AIM OF THE EXERCISE :: Work through the material below and count the lines holding the word "travers"; give that count and nothing more.

-- BEGIN MATERIAL FOR THE TASK --

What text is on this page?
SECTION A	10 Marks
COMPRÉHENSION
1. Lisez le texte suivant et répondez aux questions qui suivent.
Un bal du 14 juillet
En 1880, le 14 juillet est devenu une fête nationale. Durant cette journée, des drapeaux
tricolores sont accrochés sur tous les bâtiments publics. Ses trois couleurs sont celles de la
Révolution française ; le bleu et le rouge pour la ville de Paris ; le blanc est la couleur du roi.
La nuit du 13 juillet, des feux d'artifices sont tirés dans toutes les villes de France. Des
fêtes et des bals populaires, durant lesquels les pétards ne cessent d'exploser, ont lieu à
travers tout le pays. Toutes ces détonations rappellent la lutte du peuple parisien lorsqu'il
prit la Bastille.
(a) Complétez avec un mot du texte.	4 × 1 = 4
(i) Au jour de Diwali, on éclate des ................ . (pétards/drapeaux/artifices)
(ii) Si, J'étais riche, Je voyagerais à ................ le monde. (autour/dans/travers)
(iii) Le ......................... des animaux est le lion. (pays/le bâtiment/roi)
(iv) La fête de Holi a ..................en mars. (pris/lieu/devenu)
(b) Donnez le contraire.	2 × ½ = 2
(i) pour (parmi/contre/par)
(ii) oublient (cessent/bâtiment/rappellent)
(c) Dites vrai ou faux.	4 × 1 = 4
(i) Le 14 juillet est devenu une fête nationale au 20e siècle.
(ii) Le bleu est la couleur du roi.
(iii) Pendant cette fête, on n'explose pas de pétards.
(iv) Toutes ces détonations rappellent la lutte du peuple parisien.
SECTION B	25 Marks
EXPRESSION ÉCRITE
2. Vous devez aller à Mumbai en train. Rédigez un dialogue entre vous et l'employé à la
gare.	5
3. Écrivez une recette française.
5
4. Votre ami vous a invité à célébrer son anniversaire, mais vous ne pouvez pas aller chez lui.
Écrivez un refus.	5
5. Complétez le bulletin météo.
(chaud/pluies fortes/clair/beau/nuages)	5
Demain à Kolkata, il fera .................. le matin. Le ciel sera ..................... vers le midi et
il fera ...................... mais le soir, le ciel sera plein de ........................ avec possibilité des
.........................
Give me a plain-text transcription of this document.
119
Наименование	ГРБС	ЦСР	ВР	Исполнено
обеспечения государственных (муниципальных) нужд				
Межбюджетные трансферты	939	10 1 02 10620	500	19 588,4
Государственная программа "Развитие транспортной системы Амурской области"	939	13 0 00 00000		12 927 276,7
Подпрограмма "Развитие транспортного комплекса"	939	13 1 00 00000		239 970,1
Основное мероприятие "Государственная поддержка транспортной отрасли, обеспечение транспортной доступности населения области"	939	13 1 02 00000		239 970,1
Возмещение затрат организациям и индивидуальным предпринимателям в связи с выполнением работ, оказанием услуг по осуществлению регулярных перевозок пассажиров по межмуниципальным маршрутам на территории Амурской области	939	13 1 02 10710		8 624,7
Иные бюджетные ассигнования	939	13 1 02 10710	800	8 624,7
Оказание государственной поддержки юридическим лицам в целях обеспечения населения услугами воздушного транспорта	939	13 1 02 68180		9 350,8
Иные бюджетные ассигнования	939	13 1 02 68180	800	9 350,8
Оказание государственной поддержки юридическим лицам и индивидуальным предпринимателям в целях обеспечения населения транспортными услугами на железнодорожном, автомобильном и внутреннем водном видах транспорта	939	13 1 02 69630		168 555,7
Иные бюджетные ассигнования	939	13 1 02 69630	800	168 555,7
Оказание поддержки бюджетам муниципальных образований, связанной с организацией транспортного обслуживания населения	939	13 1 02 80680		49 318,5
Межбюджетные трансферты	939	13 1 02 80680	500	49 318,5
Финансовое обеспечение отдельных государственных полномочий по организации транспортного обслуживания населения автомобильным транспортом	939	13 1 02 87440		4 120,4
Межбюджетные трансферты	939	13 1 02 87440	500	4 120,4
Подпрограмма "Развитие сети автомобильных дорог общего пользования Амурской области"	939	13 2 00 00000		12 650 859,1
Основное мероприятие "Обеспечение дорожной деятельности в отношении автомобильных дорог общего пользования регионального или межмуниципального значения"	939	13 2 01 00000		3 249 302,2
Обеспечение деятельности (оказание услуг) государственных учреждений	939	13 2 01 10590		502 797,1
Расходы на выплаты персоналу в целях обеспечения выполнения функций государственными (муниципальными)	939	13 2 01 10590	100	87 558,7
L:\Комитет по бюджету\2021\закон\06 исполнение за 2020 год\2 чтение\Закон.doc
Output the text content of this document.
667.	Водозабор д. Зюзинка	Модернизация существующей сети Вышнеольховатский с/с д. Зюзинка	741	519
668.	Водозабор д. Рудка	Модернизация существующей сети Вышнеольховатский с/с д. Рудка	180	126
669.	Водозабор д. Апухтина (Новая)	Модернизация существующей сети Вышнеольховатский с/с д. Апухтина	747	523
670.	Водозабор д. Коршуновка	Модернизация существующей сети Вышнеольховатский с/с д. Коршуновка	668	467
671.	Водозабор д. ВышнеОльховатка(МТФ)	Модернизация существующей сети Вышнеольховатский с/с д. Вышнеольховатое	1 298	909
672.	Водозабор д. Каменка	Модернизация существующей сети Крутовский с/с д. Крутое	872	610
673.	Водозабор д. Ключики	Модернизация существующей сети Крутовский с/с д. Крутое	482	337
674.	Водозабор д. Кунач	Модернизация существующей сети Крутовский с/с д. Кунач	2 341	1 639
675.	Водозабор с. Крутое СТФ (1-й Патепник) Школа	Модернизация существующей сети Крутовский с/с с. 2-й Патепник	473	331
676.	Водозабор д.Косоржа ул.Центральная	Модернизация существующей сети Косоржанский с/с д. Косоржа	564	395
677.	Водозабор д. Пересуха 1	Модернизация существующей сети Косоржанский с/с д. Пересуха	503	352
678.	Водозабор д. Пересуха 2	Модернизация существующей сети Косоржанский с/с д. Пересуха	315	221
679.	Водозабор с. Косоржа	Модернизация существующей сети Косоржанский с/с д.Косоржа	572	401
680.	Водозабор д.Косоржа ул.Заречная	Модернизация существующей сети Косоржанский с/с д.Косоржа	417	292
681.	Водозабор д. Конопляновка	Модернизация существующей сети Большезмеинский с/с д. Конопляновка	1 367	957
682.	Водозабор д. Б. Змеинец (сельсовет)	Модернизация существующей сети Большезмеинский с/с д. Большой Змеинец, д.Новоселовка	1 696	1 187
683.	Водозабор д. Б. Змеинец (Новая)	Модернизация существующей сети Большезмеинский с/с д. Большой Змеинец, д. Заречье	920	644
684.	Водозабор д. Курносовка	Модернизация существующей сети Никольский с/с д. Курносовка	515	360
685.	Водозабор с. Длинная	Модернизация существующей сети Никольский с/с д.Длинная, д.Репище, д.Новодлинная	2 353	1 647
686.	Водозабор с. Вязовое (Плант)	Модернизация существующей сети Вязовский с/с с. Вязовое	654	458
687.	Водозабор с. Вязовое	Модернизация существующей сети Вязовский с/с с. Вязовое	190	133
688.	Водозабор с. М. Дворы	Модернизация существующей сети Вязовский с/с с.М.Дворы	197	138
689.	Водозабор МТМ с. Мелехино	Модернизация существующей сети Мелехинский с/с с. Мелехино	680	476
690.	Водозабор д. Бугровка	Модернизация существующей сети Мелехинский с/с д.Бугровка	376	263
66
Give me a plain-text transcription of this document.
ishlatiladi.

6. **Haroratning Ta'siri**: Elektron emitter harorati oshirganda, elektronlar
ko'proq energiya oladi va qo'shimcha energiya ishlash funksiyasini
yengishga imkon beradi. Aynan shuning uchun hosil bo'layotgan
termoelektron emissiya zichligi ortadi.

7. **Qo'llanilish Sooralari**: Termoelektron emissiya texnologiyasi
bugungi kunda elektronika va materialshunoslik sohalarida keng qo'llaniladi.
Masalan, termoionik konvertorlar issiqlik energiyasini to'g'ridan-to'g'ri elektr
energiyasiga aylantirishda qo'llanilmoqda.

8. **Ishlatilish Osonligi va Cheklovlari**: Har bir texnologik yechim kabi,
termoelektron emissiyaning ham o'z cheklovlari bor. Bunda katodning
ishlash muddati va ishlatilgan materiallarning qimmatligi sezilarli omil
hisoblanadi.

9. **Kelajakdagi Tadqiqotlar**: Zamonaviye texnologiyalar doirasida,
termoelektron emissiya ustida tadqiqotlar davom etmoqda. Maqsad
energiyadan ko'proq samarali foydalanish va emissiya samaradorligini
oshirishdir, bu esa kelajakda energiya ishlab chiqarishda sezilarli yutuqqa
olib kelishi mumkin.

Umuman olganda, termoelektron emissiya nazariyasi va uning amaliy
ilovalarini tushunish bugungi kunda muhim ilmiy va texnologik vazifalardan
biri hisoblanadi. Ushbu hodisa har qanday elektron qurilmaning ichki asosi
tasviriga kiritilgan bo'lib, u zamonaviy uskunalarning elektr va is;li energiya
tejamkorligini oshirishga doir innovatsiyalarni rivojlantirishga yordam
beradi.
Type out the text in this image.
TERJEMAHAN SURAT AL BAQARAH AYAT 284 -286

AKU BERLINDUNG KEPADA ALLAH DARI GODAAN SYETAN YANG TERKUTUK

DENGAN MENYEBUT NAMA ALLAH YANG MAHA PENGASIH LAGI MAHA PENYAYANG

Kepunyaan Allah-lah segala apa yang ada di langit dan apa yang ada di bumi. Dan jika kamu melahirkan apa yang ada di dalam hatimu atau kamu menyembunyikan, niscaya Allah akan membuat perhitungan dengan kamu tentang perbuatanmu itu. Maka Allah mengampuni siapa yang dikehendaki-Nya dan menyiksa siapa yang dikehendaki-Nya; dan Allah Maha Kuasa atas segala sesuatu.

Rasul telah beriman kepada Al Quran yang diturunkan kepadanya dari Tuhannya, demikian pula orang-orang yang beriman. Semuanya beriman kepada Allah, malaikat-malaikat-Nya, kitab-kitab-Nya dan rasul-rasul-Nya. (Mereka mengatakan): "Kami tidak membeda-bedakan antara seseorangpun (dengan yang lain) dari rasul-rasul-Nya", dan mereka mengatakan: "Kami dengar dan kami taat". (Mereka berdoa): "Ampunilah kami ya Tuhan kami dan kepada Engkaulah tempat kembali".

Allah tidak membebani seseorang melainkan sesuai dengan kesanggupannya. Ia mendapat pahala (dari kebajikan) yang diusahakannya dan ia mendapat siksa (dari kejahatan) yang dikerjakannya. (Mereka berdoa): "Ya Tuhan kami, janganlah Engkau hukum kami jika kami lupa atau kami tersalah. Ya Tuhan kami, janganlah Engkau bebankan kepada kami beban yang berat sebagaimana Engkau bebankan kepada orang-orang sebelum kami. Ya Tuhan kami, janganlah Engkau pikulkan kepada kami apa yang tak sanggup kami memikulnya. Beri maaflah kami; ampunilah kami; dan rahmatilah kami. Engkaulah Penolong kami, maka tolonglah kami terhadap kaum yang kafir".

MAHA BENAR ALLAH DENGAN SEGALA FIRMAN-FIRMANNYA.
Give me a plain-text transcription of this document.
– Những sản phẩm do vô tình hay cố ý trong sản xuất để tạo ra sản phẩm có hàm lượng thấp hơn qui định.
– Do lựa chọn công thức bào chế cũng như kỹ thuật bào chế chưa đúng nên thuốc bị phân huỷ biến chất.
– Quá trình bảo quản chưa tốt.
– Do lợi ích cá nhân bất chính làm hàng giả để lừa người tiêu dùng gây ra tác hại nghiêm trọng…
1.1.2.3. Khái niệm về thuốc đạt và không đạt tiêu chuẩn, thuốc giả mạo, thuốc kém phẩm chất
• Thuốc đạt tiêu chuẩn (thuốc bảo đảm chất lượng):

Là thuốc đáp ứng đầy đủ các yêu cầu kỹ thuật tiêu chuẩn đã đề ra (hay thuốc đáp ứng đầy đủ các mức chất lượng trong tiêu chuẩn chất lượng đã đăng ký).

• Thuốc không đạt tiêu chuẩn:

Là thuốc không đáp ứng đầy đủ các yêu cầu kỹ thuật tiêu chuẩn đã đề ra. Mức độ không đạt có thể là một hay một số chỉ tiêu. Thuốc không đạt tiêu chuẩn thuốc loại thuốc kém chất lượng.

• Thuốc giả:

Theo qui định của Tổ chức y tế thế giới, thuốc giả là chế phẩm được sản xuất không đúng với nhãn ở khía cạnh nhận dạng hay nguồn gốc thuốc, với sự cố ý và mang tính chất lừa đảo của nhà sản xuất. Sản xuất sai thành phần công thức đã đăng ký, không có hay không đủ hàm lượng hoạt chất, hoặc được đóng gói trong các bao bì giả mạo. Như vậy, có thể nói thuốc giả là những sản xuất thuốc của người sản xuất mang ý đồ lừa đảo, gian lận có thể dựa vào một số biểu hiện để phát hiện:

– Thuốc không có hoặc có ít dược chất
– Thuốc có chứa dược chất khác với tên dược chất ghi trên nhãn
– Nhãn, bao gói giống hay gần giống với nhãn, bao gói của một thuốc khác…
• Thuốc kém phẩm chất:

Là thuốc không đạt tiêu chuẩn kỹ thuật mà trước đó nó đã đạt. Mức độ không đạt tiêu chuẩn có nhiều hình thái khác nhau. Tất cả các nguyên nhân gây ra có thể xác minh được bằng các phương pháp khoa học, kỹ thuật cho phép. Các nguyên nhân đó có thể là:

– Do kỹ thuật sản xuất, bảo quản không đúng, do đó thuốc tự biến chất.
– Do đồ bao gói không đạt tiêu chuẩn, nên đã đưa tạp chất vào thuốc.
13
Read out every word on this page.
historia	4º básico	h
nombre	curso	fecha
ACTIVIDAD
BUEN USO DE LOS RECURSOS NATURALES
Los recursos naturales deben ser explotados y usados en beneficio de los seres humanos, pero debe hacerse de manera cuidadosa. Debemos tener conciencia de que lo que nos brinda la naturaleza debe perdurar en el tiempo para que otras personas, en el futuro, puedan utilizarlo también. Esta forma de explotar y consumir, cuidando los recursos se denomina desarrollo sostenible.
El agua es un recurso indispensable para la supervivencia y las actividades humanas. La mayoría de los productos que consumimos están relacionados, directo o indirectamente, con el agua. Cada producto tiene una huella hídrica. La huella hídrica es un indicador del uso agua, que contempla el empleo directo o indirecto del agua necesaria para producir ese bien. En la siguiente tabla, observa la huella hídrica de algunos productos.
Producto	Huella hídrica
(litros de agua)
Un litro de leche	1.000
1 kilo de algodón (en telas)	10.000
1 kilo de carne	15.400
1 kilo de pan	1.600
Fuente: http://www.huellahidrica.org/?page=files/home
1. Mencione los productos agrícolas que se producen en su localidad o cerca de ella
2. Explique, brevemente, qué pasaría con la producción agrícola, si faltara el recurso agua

-- END MATERIAL FOR THE TASK --

FULL ANSWER :: 2